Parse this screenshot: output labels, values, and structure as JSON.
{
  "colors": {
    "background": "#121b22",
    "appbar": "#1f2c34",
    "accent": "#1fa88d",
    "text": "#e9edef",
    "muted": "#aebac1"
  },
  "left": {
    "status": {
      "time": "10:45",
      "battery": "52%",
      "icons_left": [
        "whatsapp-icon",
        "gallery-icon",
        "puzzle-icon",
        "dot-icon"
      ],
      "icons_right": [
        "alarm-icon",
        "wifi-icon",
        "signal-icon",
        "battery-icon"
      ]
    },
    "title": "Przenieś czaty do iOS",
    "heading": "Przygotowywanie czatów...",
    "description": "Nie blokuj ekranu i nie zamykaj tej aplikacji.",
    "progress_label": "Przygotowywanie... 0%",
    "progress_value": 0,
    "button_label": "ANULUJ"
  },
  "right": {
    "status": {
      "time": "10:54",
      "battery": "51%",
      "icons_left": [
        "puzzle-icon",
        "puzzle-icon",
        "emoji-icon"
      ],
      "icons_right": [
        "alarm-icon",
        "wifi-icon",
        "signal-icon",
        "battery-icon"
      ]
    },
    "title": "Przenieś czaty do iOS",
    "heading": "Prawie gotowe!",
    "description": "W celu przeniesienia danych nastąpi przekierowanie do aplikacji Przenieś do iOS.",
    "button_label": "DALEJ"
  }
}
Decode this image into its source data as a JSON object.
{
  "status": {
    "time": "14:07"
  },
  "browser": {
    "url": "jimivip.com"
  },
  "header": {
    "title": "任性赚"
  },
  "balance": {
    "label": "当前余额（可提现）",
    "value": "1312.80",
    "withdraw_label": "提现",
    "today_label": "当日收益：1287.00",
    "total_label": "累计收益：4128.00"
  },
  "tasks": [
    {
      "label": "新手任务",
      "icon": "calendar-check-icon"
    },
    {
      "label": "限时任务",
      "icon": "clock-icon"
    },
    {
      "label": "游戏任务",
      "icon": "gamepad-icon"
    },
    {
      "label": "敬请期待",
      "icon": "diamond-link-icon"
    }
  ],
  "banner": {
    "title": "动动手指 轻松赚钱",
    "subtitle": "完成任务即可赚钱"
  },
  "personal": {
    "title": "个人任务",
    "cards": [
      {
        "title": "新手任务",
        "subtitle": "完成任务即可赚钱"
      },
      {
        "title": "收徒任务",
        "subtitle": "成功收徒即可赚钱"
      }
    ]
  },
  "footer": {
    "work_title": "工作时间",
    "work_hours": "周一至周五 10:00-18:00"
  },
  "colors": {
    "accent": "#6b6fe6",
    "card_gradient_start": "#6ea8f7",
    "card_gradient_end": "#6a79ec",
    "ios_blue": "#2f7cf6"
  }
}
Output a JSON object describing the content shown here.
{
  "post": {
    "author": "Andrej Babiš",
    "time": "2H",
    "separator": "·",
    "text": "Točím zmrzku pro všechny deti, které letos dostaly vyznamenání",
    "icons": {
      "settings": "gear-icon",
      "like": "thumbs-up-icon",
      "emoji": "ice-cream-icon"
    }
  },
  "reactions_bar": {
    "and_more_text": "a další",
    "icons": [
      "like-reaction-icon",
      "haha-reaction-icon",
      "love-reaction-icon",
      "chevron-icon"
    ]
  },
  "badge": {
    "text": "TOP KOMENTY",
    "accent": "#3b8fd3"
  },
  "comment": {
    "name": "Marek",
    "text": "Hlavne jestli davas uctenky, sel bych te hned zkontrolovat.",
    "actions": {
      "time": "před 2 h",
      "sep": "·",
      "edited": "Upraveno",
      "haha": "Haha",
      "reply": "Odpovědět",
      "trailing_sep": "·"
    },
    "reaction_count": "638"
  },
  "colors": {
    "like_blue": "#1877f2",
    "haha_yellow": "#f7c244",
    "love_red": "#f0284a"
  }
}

TASK DIRECTIONS → Select and copy each line from the data that includes the word "JSON".

IN RESPONSE →
Parse this screenshot: output labels, values, and structure as JSON.
Decode this image into its source data as a JSON object.
Output a JSON object describing the content shown here.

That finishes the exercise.